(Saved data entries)
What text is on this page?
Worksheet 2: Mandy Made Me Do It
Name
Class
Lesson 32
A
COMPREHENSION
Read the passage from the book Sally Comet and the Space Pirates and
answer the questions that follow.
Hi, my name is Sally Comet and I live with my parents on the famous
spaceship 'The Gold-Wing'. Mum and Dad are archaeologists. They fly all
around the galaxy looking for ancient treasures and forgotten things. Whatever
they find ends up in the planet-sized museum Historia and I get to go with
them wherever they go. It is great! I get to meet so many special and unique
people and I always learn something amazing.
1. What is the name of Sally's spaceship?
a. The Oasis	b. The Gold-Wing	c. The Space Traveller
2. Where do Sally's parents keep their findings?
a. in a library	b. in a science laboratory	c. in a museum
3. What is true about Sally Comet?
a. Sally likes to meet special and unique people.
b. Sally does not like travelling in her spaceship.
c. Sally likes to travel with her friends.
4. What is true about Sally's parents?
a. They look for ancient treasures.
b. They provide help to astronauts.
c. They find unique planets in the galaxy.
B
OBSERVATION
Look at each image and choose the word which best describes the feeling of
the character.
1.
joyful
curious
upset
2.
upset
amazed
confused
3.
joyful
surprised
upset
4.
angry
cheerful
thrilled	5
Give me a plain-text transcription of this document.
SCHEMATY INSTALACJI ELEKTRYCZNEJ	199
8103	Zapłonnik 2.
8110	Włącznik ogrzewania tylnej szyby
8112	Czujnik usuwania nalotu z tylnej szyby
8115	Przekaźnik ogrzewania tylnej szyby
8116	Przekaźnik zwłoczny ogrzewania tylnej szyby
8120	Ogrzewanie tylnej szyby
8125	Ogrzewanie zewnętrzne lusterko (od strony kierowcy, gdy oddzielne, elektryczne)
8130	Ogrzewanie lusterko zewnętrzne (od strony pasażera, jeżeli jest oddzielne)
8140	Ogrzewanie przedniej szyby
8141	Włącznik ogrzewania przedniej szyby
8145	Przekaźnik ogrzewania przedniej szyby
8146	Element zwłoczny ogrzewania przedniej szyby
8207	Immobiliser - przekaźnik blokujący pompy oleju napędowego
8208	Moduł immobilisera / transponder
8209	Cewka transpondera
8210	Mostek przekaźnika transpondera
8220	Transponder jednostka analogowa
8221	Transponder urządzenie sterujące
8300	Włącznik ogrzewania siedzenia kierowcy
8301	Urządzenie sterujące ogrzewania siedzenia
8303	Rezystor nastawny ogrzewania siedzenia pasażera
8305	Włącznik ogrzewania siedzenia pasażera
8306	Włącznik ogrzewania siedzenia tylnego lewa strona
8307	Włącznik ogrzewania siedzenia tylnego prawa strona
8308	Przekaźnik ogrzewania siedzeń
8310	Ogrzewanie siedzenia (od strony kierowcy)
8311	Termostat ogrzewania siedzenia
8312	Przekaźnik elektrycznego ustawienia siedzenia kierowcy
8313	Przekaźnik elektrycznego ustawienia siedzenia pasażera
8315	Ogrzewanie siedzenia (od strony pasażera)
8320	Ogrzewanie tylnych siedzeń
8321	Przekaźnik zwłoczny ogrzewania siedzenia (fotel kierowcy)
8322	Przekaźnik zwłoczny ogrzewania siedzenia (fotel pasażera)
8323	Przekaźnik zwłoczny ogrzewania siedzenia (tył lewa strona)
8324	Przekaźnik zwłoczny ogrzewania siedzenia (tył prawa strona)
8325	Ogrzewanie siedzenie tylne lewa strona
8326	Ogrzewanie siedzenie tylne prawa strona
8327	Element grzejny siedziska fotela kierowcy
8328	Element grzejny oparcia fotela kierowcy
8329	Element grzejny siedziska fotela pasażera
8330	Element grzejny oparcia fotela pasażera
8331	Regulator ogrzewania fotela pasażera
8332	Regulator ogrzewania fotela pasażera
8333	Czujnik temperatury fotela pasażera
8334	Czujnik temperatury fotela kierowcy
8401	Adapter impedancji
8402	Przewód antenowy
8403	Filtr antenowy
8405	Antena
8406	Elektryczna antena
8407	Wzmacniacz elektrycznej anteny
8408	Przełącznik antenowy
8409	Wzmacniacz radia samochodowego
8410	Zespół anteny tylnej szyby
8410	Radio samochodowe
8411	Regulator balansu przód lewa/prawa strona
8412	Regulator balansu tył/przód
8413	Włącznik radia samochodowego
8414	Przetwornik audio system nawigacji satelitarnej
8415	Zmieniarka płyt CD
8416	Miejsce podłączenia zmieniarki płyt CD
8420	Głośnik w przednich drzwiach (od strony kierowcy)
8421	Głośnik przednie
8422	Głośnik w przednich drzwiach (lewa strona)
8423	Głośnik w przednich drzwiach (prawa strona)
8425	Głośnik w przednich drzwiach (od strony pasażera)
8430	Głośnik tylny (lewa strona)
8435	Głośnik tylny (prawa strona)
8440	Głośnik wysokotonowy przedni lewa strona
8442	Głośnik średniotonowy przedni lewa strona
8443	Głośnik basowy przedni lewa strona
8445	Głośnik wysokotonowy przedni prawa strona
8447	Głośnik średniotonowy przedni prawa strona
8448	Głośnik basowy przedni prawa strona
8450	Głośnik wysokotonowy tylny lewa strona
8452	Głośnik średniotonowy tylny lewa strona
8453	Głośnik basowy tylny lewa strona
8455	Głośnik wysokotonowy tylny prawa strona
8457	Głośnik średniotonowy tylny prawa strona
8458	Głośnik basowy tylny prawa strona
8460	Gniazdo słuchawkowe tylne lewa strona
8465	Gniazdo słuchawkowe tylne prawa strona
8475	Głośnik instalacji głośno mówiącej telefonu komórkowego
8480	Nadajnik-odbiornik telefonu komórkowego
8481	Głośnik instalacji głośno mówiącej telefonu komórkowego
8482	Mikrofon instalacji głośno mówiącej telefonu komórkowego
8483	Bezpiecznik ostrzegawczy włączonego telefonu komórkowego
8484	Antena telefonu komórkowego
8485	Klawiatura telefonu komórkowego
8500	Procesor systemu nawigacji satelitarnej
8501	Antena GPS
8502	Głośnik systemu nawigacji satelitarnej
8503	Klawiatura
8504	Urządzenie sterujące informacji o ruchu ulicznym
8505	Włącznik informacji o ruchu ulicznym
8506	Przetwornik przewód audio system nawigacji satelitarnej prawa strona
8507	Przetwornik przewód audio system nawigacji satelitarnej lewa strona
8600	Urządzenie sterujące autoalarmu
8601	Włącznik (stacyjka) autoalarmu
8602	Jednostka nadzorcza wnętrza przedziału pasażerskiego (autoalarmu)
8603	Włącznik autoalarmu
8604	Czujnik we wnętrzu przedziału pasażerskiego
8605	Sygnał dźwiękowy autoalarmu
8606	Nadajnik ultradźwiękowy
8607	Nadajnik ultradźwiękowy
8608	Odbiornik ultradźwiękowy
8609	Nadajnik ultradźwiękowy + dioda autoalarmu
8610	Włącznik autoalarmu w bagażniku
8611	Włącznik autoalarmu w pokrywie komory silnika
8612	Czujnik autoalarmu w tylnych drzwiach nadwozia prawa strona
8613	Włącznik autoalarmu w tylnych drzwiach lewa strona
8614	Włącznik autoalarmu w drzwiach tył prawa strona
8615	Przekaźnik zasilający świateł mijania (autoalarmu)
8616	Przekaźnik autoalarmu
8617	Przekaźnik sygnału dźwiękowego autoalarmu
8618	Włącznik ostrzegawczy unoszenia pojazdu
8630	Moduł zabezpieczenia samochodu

### What is needed
Reproduce the material verbatim, line by line.

### Solution for this task
What text is on this page?
Worksheet 2: Mandy Made Me Do It
Name
Class
Lesson 32
A
COMPREHENSION
Read the passage from the book Sally Comet and the Space Pirates and
answer the questions that follow.
Hi, my name is Sally Comet and I live with my parents on the famous
spaceship 'The Gold-Wing'. Mum and Dad are archaeologists. They fly all
around the galaxy looking for ancient treasures and forgotten things. Whatever
they find ends up in the planet-sized museum Historia and I get to go with
them wherever they go. It is great! I get to meet so many special and unique
people and I always learn something amazing.
1. What is the name of Sally's spaceship?
a. The Oasis	b. The Gold-Wing	c. The Space Traveller
2. Where do Sally's parents keep their findings?
a. in a library	b. in a science laboratory	c. in a museum
3. What is true about Sally Comet?
a. Sally likes to meet special and unique people.
b. Sally does not like travelling in her spaceship.
c. Sally likes to travel with her friends.
4. What is true about Sally's parents?
a. They look for ancient treasures.
b. They provide help to astronauts.
c. They find unique planets in the galaxy.
B
OBSERVATION
Look at each image and choose the word which best describes the feeling of
the character.
1.
joyful
curious
upset
2.
upset
amazed
confused
3.
joyful
surprised
upset
4.
angry
cheerful
thrilled	5
Give me a plain-text transcription of this document.
SCHEMATY INSTALACJI ELEKTRYCZNEJ	199
8103	Zapłonnik 2.
8110	Włącznik ogrzewania tylnej szyby
8112	Czujnik usuwania nalotu z tylnej szyby
8115	Przekaźnik ogrzewania tylnej szyby
8116	Przekaźnik zwłoczny ogrzewania tylnej szyby
8120	Ogrzewanie tylnej szyby
8125	Ogrzewanie zewnętrzne lusterko (od strony kierowcy, gdy oddzielne, elektryczne)
8130	Ogrzewanie lusterko zewnętrzne (od strony pasażera, jeżeli jest oddzielne)
8140	Ogrzewanie przedniej szyby
8141	Włącznik ogrzewania przedniej szyby
8145	Przekaźnik ogrzewania przedniej szyby
8146	Element zwłoczny ogrzewania przedniej szyby
8207	Immobiliser - przekaźnik blokujący pompy oleju napędowego
8208	Moduł immobilisera / transponder
8209	Cewka transpondera
8210	Mostek przekaźnika transpondera
8220	Transponder jednostka analogowa
8221	Transponder urządzenie sterujące
8300	Włącznik ogrzewania siedzenia kierowcy
8301	Urządzenie sterujące ogrzewania siedzenia
8303	Rezystor nastawny ogrzewania siedzenia pasażera
8305	Włącznik ogrzewania siedzenia pasażera
8306	Włącznik ogrzewania siedzenia tylnego lewa strona
8307	Włącznik ogrzewania siedzenia tylnego prawa strona
8308	Przekaźnik ogrzewania siedzeń
8310	Ogrzewanie siedzenia (od strony kierowcy)
8311	Termostat ogrzewania siedzenia
8312	Przekaźnik elektrycznego ustawienia siedzenia kierowcy
8313	Przekaźnik elektrycznego ustawienia siedzenia pasażera
8315	Ogrzewanie siedzenia (od strony pasażera)
8320	Ogrzewanie tylnych siedzeń
8321	Przekaźnik zwłoczny ogrzewania siedzenia (fotel kierowcy)
8322	Przekaźnik zwłoczny ogrzewania siedzenia (fotel pasażera)
8323	Przekaźnik zwłoczny ogrzewania siedzenia (tył lewa strona)
8324	Przekaźnik zwłoczny ogrzewania siedzenia (tył prawa strona)
8325	Ogrzewanie siedzenie tylne lewa strona
8326	Ogrzewanie siedzenie tylne prawa strona
8327	Element grzejny siedziska fotela kierowcy
8328	Element grzejny oparcia fotela kierowcy
8329	Element grzejny siedziska fotela pasażera
8330	Element grzejny oparcia fotela pasażera
8331	Regulator ogrzewania fotela pasażera
8332	Regulator ogrzewania fotela pasażera
8333	Czujnik temperatury fotela pasażera
8334	Czujnik temperatury fotela kierowcy
8401	Adapter impedancji
8402	Przewód antenowy
8403	Filtr antenowy
8405	Antena
8406	Elektryczna antena
8407	Wzmacniacz elektrycznej anteny
8408	Przełącznik antenowy
8409	Wzmacniacz radia samochodowego
8410	Zespół anteny tylnej szyby
8410	Radio samochodowe
8411	Regulator balansu przód lewa/prawa strona
8412	Regulator balansu tył/przód
8413	Włącznik radia samochodowego
8414	Przetwornik audio system nawigacji satelitarnej
8415	Zmieniarka płyt CD
8416	Miejsce podłączenia zmieniarki płyt CD
8420	Głośnik w przednich drzwiach (od strony kierowcy)
8421	Głośnik przednie
8422	Głośnik w przednich drzwiach (lewa strona)
8423	Głośnik w przednich drzwiach (prawa strona)
8425	Głośnik w przednich drzwiach (od strony pasażera)
8430	Głośnik tylny (lewa strona)
8435	Głośnik tylny (prawa strona)
8440	Głośnik wysokotonowy przedni lewa strona
8442	Głośnik średniotonowy przedni lewa strona
8443	Głośnik basowy przedni lewa strona
8445	Głośnik wysokotonowy przedni prawa strona
8447	Głośnik średniotonowy przedni prawa strona
8448	Głośnik basowy przedni prawa strona
8450	Głośnik wysokotonowy tylny lewa strona
8452	Głośnik średniotonowy tylny lewa strona
8453	Głośnik basowy tylny lewa strona
8455	Głośnik wysokotonowy tylny prawa strona
8457	Głośnik średniotonowy tylny prawa strona
8458	Głośnik basowy tylny prawa strona
8460	Gniazdo słuchawkowe tylne lewa strona
8465	Gniazdo słuchawkowe tylne prawa strona
8475	Głośnik instalacji głośno mówiącej telefonu komórkowego
8480	Nadajnik-odbiornik telefonu komórkowego
8481	Głośnik instalacji głośno mówiącej telefonu komórkowego
8482	Mikrofon instalacji głośno mówiącej telefonu komórkowego
8483	Bezpiecznik ostrzegawczy włączonego telefonu komórkowego
8484	Antena telefonu komórkowego
8485	Klawiatura telefonu komórkowego
8500	Procesor systemu nawigacji satelitarnej
8501	Antena GPS
8502	Głośnik systemu nawigacji satelitarnej
8503	Klawiatura
8504	Urządzenie sterujące informacji o ruchu ulicznym
8505	Włącznik informacji o ruchu ulicznym
8506	Przetwornik przewód audio system nawigacji satelitarnej prawa strona
8507	Przetwornik przewód audio system nawigacji satelitarnej lewa strona
8600	Urządzenie sterujące autoalarmu
8601	Włącznik (stacyjka) autoalarmu
8602	Jednostka nadzorcza wnętrza przedziału pasażerskiego (autoalarmu)
8603	Włącznik autoalarmu
8604	Czujnik we wnętrzu przedziału pasażerskiego
8605	Sygnał dźwiękowy autoalarmu
8606	Nadajnik ultradźwiękowy
8607	Nadajnik ultradźwiękowy
8608	Odbiornik ultradźwiękowy
8609	Nadajnik ultradźwiękowy + dioda autoalarmu
8610	Włącznik autoalarmu w bagażniku
8611	Włącznik autoalarmu w pokrywie komory silnika
8612	Czujnik autoalarmu w tylnych drzwiach nadwozia prawa strona
8613	Włącznik autoalarmu w tylnych drzwiach lewa strona
8614	Włącznik autoalarmu w drzwiach tył prawa strona
8615	Przekaźnik zasilający świateł mijania (autoalarmu)
8616	Przekaźnik autoalarmu
8617	Przekaźnik sygnału dźwiękowego autoalarmu
8618	Włącznik ostrzegawczy unoszenia pojazdu
8630	Moduł zabezpieczenia samochodu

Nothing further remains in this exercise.